▶ Collected data entries

··········

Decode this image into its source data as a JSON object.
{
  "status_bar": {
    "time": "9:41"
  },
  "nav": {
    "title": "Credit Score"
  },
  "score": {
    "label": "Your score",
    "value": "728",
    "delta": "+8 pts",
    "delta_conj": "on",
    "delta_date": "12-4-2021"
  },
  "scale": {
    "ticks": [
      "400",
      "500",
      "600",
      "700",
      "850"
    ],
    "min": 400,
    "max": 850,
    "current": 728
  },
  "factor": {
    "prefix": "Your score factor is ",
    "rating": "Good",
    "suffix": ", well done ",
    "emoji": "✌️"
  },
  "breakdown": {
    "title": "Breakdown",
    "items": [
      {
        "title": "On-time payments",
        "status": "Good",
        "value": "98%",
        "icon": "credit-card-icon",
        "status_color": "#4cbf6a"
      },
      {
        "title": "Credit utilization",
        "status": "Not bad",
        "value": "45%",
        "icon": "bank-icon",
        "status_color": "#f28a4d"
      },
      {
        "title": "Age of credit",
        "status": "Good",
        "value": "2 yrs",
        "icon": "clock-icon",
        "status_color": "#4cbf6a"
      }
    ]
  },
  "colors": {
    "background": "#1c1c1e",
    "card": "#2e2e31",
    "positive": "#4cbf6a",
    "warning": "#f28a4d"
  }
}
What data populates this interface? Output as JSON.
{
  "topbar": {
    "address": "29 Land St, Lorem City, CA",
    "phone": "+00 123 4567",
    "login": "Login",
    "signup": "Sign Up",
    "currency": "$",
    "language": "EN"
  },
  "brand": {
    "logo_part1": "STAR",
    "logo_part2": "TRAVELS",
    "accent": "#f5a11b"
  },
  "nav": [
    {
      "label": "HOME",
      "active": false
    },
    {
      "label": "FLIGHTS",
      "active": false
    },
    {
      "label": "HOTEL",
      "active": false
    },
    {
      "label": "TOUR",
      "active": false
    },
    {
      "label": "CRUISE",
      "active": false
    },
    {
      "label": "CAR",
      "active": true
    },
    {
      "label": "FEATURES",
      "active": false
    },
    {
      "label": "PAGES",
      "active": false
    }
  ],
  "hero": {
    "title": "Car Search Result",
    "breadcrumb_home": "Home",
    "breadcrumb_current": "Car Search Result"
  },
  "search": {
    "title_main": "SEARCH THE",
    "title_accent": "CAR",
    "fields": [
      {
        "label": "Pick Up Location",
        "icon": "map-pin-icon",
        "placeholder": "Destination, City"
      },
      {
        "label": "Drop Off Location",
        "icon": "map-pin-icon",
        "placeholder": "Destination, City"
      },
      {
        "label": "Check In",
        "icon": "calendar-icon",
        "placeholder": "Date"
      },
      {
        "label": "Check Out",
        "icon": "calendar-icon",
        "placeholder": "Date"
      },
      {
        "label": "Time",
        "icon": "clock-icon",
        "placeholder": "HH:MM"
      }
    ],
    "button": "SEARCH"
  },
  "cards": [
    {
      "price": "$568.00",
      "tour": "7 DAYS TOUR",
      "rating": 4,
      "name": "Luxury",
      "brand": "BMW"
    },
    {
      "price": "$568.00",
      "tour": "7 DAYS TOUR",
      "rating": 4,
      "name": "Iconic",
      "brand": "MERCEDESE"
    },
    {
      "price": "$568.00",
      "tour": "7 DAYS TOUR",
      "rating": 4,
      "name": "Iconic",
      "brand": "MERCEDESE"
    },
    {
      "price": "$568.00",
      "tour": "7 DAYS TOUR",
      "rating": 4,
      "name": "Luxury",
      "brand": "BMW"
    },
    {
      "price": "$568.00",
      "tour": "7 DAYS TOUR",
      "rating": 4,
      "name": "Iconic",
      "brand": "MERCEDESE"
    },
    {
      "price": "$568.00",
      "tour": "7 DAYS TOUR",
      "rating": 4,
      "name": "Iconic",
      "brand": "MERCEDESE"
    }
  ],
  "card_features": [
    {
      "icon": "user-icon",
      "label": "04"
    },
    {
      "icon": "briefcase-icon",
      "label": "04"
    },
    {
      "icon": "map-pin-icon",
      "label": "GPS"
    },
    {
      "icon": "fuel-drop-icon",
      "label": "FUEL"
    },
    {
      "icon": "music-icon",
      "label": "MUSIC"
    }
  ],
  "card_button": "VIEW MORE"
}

··········

▶ Exercise goal
Exactly reproduce every line of the records.

▶ Correct output
Decode this image into its source data as a JSON object.
{
  "status_bar": {
    "time": "9:41"
  },
  "nav": {
    "title": "Credit Score"
  },
  "score": {
    "label": "Your score",
    "value": "728",
    "delta": "+8 pts",
    "delta_conj": "on",
    "delta_date": "12-4-2021"
  },
  "scale": {
    "ticks": [
      "400",
      "500",
      "600",
      "700",
      "850"
    ],
    "min": 400,
    "max": 850,
    "current": 728
  },
  "factor": {
    "prefix": "Your score factor is ",
    "rating": "Good",
    "suffix": ", well done ",
    "emoji": "✌️"
  },
  "breakdown": {
    "title": "Breakdown",
    "items": [
      {
        "title": "On-time payments",
        "status": "Good",
        "value": "98%",
        "icon": "credit-card-icon",
        "status_color": "#4cbf6a"
      },
      {
        "title": "Credit utilization",
        "status": "Not bad",
        "value": "45%",
        "icon": "bank-icon",
        "status_color": "#f28a4d"
      },
      {
        "title": "Age of credit",
        "status": "Good",
        "value": "2 yrs",
        "icon": "clock-icon",
        "status_color": "#4cbf6a"
      }
    ]
  },
  "colors": {
    "background": "#1c1c1e",
    "card": "#2e2e31",
    "positive": "#4cbf6a",
    "warning": "#f28a4d"
  }
}
What data populates this interface? Output as JSON.
{
  "topbar": {
    "address": "29 Land St, Lorem City, CA",
    "phone": "+00 123 4567",
    "login": "Login",
    "signup": "Sign Up",
    "currency": "$",
    "language": "EN"
  },
  "brand": {
    "logo_part1": "STAR",
    "logo_part2": "TRAVELS",
    "accent": "#f5a11b"
  },
  "nav": [
    {
      "label": "HOME",
      "active": false
    },
    {
      "label": "FLIGHTS",
      "active": false
    },
    {
      "label": "HOTEL",
      "active": false
    },
    {
      "label": "TOUR",
      "active": false
    },
    {
      "label": "CRUISE",
      "active": false
    },
    {
      "label": "CAR",
      "active": true
    },
    {
      "label": "FEATURES",
      "active": false
    },
    {
      "label": "PAGES",
      "active": false
    }
  ],
  "hero": {
    "title": "Car Search Result",
    "breadcrumb_home": "Home",
    "breadcrumb_current": "Car Search Result"
  },
  "search": {
    "title_main": "SEARCH THE",
    "title_accent": "CAR",
    "fields": [
      {
        "label": "Pick Up Location",
        "icon": "map-pin-icon",
        "placeholder": "Destination, City"
      },
      {
        "label": "Drop Off Location",
        "icon": "map-pin-icon",
        "placeholder": "Destination, City"
      },
      {
        "label": "Check In",
        "icon": "calendar-icon",
        "placeholder": "Date"
      },
      {
        "label": "Check Out",
        "icon": "calendar-icon",
        "placeholder": "Date"
      },
      {
        "label": "Time",
        "icon": "clock-icon",
        "placeholder": "HH:MM"
      }
    ],
    "button": "SEARCH"
  },
  "cards": [
    {
      "price": "$568.00",
      "tour": "7 DAYS TOUR",
      "rating": 4,
      "name": "Luxury",
      "brand": "BMW"
    },
    {
      "price": "$568.00",
      "tour": "7 DAYS TOUR",
      "rating": 4,
      "name": "Iconic",
      "brand": "MERCEDESE"
    },
    {
      "price": "$568.00",
      "tour": "7 DAYS TOUR",
      "rating": 4,
      "name": "Iconic",
      "brand": "MERCEDESE"
    },
    {
      "price": "$568.00",
      "tour": "7 DAYS TOUR",
      "rating": 4,
      "name": "Luxury",
      "brand": "BMW"
    },
    {
      "price": "$568.00",
      "tour": "7 DAYS TOUR",
      "rating": 4,
      "name": "Iconic",
      "brand": "MERCEDESE"
    },
    {
      "price": "$568.00",
      "tour": "7 DAYS TOUR",
      "rating": 4,
      "name": "Iconic",
      "brand": "MERCEDESE"
    }
  ],
  "card_features": [
    {
      "icon": "user-icon",
      "label": "04"
    },
    {
      "icon": "briefcase-icon",
      "label": "04"
    },
    {
      "icon": "map-pin-icon",
      "label": "GPS"
    },
    {
      "icon": "fuel-drop-icon",
      "label": "FUEL"
    },
    {
      "icon": "music-icon",
      "label": "MUSIC"
    }
  ],
  "card_button": "VIEW MORE"
}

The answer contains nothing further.